**Required task**
Here are some records. Copy each one exactly.

Saved data entries:
◇ ◇ ◇ ◇ ◇ ◇ ◇

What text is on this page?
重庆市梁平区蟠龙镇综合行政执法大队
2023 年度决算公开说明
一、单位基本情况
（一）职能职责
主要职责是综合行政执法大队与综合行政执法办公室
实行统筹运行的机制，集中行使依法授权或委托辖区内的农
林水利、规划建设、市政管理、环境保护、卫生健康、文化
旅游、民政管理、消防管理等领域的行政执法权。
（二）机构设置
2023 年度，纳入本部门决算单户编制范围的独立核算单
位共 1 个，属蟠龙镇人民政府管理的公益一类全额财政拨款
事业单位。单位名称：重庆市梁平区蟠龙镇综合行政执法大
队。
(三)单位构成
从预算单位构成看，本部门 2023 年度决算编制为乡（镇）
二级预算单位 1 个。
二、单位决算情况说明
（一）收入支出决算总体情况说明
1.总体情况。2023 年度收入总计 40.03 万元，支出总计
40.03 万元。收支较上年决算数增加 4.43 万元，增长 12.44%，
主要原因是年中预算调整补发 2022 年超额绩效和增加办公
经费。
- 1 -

◇ ◇ ◇ ◇ ◇ ◇ ◇

**Output**
What text is on this page?
重庆市梁平区蟠龙镇综合行政执法大队
2023 年度决算公开说明
一、单位基本情况
（一）职能职责
主要职责是综合行政执法大队与综合行政执法办公室
实行统筹运行的机制，集中行使依法授权或委托辖区内的农
林水利、规划建设、市政管理、环境保护、卫生健康、文化
旅游、民政管理、消防管理等领域的行政执法权。
（二）机构设置
2023 年度，纳入本部门决算单户编制范围的独立核算单
位共 1 个，属蟠龙镇人民政府管理的公益一类全额财政拨款
事业单位。单位名称：重庆市梁平区蟠龙镇综合行政执法大
队。
(三)单位构成
从预算单位构成看，本部门 2023 年度决算编制为乡（镇）
二级预算单位 1 个。
二、单位决算情况说明
（一）收入支出决算总体情况说明
1.总体情况。2023 年度收入总计 40.03 万元，支出总计
40.03 万元。收支较上年决算数增加 4.43 万元，增长 12.44%，
主要原因是年中预算调整补发 2022 年超额绩效和增加办公
经费。
- 1 -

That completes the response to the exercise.